TASK REQUIREMENTS → Find the string "principle" and gather every line that holds it.

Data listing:
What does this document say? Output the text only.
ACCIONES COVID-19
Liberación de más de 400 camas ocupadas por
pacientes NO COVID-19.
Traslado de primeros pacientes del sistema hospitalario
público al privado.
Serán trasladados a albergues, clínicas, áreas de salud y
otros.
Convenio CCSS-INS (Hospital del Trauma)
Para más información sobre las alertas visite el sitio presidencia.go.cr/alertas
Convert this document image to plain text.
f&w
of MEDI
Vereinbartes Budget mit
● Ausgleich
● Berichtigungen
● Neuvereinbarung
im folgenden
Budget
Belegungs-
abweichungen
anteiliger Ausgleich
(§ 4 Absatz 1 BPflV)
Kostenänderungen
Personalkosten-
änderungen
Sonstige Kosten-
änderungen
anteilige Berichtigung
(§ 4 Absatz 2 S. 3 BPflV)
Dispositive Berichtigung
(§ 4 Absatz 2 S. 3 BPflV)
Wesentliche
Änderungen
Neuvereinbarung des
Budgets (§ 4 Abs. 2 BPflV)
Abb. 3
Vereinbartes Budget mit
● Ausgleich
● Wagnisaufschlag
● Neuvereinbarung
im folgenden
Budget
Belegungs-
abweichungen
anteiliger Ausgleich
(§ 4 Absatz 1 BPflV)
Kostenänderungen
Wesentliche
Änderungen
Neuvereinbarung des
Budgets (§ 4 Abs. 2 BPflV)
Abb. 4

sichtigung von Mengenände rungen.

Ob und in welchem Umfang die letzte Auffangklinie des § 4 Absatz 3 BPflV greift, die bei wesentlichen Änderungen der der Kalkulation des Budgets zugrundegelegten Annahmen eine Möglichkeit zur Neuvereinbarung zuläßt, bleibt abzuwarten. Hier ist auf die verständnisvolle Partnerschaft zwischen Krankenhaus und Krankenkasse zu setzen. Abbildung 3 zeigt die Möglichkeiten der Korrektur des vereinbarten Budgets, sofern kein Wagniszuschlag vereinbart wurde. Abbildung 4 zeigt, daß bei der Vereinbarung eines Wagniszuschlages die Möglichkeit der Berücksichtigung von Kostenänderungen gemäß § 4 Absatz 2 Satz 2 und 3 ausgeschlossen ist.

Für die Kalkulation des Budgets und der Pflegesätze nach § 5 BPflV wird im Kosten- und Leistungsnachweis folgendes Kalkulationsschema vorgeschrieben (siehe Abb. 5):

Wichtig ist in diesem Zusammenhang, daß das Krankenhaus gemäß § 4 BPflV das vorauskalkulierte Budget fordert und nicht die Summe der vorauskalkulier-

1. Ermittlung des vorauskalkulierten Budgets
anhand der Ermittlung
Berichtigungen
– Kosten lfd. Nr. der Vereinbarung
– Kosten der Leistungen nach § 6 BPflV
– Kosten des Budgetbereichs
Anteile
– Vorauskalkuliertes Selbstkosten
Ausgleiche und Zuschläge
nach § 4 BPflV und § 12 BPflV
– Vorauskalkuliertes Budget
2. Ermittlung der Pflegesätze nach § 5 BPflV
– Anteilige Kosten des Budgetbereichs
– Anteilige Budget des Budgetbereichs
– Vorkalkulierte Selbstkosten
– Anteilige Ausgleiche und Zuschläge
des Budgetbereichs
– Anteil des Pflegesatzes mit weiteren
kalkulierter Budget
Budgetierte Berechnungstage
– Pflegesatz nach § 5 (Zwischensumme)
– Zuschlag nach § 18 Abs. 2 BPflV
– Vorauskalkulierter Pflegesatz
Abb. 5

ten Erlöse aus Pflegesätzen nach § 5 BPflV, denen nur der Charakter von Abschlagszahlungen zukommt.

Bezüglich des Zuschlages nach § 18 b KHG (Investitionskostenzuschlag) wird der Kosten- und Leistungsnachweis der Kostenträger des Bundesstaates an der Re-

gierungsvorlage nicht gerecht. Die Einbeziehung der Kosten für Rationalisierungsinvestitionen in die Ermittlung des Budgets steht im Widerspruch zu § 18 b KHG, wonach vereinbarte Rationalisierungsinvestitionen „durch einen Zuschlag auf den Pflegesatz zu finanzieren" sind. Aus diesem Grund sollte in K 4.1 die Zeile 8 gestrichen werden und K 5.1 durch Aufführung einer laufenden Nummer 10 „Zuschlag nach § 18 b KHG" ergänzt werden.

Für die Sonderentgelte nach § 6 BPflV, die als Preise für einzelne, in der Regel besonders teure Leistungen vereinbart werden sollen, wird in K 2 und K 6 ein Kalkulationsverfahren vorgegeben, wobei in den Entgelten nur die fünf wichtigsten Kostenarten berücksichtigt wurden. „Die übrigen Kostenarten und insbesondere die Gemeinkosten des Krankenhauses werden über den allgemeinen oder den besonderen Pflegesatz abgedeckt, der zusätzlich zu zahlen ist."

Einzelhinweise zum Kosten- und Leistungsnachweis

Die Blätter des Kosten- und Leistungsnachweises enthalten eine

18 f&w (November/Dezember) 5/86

* * *

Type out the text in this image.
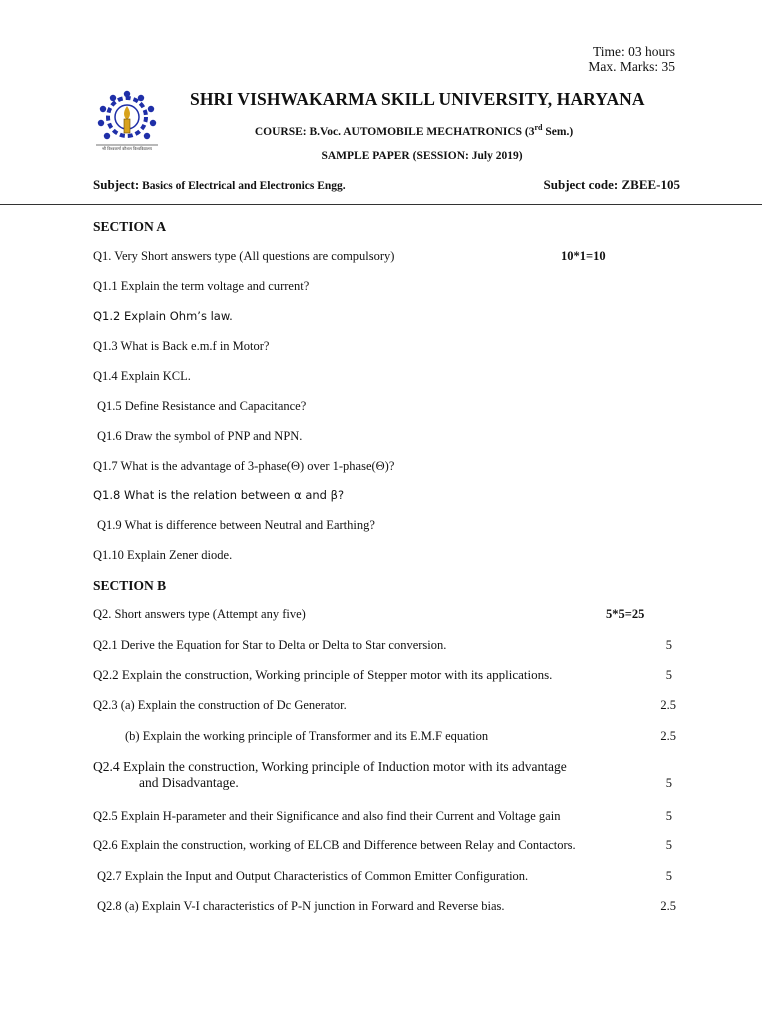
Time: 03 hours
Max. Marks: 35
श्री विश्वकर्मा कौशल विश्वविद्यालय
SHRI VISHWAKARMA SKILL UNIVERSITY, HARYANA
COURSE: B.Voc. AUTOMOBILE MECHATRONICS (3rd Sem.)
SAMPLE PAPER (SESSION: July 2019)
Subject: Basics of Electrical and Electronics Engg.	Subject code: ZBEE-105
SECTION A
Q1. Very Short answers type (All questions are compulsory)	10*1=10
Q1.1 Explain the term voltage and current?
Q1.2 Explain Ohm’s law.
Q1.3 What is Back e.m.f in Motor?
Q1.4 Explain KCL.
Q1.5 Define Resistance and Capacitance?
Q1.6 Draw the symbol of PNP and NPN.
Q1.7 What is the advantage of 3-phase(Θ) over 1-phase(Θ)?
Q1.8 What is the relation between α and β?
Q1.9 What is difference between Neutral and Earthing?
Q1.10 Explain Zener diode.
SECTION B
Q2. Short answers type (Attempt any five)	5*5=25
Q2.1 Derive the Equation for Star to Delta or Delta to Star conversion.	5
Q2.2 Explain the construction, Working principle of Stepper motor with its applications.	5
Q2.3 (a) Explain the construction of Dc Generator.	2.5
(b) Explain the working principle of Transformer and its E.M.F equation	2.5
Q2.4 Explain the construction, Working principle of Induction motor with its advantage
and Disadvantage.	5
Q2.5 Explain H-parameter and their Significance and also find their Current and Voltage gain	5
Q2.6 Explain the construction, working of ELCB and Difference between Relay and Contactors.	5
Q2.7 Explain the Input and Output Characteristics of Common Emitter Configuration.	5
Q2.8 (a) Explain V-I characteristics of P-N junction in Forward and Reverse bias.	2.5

* * *

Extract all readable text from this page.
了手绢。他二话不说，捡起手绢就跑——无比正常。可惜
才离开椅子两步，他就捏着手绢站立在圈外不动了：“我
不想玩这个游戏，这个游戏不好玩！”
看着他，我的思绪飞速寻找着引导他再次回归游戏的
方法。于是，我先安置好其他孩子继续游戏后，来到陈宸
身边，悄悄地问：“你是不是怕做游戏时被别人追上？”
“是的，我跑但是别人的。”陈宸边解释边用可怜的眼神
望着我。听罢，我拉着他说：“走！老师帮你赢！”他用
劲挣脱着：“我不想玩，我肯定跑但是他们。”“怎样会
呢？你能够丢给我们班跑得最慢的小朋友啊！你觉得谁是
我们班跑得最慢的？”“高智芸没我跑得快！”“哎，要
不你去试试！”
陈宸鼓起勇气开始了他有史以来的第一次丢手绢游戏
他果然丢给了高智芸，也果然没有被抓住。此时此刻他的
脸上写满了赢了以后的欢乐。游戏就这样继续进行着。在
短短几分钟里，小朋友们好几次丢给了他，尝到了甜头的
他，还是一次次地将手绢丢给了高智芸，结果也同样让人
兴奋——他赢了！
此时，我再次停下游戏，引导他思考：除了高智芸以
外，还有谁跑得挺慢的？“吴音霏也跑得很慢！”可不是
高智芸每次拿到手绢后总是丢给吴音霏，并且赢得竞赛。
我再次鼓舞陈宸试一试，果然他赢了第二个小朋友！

RESULT OF THIS EXERCISE →
Q2.2 Explain the construction, Working principle of Stepper motor with its applications.	5
(b) Explain the working principle of Transformer and its E.M.F equation	2.5
Q2.4 Explain the construction, Working principle of Induction motor with its advantage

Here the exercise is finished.